• Problem: Find the lines holding the word "Deactivate" and collect them.
-- START OF Dataset records --
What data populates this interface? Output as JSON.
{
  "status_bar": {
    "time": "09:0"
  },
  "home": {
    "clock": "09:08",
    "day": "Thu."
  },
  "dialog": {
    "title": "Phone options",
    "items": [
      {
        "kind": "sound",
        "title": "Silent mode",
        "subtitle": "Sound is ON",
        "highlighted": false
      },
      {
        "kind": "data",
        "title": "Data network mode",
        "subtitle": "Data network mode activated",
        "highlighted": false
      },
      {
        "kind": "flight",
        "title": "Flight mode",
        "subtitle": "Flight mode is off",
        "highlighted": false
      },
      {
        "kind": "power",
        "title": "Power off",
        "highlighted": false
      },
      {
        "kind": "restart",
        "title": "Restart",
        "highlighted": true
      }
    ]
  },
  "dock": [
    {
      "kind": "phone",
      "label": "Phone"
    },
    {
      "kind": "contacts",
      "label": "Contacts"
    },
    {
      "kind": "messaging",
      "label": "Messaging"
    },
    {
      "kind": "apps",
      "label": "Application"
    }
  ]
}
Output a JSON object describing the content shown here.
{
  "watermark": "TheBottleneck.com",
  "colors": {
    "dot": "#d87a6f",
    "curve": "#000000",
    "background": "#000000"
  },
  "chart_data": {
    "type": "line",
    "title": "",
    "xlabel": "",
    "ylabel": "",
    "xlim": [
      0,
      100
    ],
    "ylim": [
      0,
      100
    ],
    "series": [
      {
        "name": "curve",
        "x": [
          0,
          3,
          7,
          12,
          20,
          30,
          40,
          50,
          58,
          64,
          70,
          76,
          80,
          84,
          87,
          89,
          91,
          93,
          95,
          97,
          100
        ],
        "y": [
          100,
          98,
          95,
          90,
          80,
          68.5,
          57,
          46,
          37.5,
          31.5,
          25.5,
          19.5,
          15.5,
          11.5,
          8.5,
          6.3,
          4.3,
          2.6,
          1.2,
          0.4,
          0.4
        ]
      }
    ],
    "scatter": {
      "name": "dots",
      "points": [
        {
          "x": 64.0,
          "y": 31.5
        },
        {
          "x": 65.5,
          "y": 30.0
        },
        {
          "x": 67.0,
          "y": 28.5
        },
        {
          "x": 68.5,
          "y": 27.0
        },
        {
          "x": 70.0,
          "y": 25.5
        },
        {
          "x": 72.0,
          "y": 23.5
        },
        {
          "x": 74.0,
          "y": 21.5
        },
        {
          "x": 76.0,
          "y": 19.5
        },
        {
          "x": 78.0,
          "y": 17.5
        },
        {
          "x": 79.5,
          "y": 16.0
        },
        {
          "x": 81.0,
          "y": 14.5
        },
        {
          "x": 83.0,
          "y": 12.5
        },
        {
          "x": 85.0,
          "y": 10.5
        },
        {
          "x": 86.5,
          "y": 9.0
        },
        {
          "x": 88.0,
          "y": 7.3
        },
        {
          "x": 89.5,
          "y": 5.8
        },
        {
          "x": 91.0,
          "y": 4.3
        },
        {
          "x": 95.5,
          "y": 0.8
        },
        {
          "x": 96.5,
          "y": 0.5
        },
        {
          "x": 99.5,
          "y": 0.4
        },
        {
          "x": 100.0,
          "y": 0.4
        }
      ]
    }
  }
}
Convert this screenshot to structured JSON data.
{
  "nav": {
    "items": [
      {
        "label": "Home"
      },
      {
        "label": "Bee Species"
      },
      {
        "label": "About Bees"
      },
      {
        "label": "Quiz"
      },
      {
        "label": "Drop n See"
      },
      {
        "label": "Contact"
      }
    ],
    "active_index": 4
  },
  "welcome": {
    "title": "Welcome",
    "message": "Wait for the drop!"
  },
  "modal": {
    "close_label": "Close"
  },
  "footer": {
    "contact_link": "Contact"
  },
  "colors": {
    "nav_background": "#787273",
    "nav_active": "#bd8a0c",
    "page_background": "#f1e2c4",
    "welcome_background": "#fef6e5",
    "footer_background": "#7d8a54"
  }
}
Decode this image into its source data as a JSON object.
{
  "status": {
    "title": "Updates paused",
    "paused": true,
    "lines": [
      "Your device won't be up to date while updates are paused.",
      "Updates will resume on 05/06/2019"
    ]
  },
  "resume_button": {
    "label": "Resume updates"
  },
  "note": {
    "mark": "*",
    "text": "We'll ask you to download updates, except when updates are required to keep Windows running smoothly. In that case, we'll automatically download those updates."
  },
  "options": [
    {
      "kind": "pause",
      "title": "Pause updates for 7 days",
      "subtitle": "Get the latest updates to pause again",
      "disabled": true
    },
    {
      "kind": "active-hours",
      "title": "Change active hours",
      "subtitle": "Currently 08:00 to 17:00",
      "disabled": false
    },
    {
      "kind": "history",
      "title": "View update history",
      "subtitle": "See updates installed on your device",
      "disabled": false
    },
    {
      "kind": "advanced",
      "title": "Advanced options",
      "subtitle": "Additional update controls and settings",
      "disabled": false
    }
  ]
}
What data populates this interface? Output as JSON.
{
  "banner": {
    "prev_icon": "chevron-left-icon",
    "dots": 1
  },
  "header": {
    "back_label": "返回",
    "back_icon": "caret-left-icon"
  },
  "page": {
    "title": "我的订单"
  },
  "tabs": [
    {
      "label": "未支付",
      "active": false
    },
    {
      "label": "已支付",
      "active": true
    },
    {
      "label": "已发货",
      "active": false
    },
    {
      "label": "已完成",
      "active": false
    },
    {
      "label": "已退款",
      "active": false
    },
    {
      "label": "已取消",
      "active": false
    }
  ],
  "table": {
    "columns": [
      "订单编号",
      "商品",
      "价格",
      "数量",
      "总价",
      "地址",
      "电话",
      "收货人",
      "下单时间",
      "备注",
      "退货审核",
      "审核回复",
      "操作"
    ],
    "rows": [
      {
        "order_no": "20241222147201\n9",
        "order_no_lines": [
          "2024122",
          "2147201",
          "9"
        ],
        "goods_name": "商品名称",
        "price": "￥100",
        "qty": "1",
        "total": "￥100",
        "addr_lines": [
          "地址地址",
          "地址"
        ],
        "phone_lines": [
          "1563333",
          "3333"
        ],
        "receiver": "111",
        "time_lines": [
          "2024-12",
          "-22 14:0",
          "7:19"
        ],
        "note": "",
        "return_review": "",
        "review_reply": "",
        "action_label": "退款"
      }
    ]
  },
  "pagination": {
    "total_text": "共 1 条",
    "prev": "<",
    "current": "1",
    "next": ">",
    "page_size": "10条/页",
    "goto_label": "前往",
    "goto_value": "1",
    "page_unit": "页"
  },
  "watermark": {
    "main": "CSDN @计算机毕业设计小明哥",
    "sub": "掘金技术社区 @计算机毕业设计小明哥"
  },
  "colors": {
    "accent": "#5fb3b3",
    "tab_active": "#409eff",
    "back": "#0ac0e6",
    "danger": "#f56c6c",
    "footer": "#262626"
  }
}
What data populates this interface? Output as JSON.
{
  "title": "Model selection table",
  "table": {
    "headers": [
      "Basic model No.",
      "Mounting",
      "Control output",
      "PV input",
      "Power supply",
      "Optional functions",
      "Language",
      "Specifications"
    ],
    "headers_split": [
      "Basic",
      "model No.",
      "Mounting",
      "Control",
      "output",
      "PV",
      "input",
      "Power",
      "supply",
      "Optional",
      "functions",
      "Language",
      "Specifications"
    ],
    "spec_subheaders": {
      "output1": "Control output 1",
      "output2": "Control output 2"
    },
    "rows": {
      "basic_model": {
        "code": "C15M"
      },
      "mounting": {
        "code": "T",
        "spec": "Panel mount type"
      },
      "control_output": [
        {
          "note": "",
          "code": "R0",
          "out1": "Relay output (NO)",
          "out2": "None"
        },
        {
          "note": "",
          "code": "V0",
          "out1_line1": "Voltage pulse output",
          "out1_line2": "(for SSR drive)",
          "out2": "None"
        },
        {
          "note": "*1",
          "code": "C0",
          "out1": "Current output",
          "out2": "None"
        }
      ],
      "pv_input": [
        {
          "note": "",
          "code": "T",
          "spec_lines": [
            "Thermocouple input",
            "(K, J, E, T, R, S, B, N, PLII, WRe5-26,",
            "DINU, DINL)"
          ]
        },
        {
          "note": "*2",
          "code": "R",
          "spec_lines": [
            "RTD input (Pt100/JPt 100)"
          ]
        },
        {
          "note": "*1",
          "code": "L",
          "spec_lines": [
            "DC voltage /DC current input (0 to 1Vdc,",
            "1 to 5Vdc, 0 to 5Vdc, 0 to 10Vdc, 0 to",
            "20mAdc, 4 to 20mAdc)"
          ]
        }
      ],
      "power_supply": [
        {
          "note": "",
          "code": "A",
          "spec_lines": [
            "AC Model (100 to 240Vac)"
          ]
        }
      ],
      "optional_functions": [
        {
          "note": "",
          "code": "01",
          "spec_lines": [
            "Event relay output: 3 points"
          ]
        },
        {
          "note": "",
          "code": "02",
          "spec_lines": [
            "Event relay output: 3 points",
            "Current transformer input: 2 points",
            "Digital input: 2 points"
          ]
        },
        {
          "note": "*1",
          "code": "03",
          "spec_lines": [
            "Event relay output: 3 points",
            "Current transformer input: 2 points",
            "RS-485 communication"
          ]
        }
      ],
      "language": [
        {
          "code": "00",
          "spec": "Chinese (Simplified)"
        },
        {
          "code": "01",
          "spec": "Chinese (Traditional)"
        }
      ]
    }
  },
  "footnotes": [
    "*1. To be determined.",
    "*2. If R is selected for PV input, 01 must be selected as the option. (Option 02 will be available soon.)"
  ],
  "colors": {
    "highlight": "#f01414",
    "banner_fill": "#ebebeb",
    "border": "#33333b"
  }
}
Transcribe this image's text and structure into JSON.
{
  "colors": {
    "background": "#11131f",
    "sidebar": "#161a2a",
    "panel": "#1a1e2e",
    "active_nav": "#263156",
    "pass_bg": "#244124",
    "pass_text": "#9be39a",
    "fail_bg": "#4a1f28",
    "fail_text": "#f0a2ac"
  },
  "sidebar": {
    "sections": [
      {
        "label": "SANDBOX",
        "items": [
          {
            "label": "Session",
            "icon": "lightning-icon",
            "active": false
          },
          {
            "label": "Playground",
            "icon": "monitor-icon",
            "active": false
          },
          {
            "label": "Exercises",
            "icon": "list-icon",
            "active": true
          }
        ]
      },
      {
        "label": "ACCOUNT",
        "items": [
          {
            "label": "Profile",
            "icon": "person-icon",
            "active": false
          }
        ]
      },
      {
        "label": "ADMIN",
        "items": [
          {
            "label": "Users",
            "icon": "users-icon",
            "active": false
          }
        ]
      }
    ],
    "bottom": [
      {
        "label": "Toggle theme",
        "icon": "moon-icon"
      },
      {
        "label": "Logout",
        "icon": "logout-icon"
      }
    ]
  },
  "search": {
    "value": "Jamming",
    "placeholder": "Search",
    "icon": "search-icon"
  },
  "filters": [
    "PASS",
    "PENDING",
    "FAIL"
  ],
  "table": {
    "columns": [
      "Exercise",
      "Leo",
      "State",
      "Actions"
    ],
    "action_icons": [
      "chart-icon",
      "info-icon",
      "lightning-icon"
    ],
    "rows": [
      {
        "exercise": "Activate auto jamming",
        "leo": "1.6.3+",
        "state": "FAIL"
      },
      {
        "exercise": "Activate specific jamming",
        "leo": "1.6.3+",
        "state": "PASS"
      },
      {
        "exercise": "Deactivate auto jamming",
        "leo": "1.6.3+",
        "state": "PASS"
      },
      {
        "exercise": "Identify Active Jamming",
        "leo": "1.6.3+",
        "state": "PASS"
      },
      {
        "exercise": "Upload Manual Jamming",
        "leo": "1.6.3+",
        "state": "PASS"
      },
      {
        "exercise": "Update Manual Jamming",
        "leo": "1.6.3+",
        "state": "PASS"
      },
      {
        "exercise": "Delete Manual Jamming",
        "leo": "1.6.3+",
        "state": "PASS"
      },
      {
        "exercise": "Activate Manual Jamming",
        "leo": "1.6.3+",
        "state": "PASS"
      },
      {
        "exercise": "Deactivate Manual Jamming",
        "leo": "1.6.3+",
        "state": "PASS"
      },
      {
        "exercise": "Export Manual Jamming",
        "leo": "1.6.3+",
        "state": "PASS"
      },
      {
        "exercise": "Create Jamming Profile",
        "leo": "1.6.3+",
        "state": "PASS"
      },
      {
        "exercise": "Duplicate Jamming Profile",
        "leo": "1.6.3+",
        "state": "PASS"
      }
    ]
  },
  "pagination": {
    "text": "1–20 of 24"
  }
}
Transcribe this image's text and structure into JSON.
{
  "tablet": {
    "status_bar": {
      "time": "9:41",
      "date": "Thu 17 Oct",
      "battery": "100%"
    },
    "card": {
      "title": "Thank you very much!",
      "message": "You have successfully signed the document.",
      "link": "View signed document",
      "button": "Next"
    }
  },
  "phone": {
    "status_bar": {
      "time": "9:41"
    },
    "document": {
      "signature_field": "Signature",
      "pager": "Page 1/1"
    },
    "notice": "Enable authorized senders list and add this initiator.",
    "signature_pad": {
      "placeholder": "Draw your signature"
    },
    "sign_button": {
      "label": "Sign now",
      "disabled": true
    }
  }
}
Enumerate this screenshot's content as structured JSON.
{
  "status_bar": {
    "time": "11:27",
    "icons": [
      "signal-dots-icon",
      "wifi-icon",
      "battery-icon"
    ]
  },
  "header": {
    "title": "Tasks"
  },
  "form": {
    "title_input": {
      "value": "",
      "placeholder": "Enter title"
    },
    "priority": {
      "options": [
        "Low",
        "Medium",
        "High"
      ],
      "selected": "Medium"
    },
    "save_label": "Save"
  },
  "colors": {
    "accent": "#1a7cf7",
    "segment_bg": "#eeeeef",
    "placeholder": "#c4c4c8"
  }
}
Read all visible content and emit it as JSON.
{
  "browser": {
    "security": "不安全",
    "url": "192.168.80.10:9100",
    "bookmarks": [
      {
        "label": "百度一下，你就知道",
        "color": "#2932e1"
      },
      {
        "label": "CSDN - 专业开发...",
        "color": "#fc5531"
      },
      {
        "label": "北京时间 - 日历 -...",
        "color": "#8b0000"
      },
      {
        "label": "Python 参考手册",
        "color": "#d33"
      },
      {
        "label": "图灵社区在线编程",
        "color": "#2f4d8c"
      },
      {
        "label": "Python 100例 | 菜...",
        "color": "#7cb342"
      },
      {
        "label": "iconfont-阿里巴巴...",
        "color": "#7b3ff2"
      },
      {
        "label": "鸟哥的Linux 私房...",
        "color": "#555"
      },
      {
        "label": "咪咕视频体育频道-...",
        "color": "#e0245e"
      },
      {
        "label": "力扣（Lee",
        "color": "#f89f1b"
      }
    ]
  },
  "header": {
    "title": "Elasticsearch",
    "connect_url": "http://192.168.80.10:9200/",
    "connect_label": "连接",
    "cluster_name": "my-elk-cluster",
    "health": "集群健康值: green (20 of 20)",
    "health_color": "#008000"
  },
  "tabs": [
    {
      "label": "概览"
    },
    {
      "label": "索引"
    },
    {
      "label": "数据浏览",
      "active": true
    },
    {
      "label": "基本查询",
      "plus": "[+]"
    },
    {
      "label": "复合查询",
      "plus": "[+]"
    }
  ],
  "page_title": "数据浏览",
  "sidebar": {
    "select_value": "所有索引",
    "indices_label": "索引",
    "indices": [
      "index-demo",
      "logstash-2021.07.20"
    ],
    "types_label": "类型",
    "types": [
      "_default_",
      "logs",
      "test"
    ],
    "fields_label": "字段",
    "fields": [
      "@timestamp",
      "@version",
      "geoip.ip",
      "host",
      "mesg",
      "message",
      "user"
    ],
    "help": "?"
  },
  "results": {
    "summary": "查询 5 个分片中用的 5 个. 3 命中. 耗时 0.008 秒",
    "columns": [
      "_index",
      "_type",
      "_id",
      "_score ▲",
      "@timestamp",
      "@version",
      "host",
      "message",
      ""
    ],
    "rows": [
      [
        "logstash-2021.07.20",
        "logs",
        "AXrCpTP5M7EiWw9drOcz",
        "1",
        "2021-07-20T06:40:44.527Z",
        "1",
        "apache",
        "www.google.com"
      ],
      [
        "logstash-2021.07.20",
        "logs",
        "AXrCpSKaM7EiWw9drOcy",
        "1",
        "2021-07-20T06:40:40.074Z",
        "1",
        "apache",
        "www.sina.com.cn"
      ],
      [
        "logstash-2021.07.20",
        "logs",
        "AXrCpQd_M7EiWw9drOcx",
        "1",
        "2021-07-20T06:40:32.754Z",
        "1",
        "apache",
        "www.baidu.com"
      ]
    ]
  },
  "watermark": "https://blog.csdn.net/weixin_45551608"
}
-- END OF Dataset records --
• Solution to this task:
        "exercise": "Deactivate auto jamming",
        "exercise": "Deactivate Manual Jamming",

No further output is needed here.